> **PROBLEM STATEMENT**
The entire listing is to be repeated verbatim.

[Extracted records]
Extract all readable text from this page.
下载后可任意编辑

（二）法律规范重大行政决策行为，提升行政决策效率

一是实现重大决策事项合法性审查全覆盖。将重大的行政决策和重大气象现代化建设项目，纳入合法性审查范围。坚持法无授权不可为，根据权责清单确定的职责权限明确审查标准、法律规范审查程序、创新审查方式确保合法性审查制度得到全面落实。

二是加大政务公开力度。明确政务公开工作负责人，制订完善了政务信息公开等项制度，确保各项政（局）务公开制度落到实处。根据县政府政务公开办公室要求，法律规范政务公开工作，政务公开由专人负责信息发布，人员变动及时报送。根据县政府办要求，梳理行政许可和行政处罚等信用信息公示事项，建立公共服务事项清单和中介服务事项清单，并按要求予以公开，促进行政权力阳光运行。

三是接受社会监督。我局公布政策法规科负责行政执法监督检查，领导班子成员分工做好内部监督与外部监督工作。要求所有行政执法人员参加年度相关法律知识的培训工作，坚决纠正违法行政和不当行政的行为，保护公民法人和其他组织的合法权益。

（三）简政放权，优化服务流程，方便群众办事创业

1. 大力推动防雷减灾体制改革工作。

> **WORKED ANSWER**
Extract all readable text from this page.
下载后可任意编辑

（二）法律规范重大行政决策行为，提升行政决策效率

一是实现重大决策事项合法性审查全覆盖。将重大的行政决策和重大气象现代化建设项目，纳入合法性审查范围。坚持法无授权不可为，根据权责清单确定的职责权限明确审查标准、法律规范审查程序、创新审查方式确保合法性审查制度得到全面落实。

二是加大政务公开力度。明确政务公开工作负责人，制订完善了政务信息公开等项制度，确保各项政（局）务公开制度落到实处。根据县政府政务公开办公室要求，法律规范政务公开工作，政务公开由专人负责信息发布，人员变动及时报送。根据县政府办要求，梳理行政许可和行政处罚等信用信息公示事项，建立公共服务事项清单和中介服务事项清单，并按要求予以公开，促进行政权力阳光运行。

三是接受社会监督。我局公布政策法规科负责行政执法监督检查，领导班子成员分工做好内部监督与外部监督工作。要求所有行政执法人员参加年度相关法律知识的培训工作，坚决纠正违法行政和不当行政的行为，保护公民法人和其他组织的合法权益。

（三）简政放权，优化服务流程，方便群众办事创业

1. 大力推动防雷减灾体制改革工作。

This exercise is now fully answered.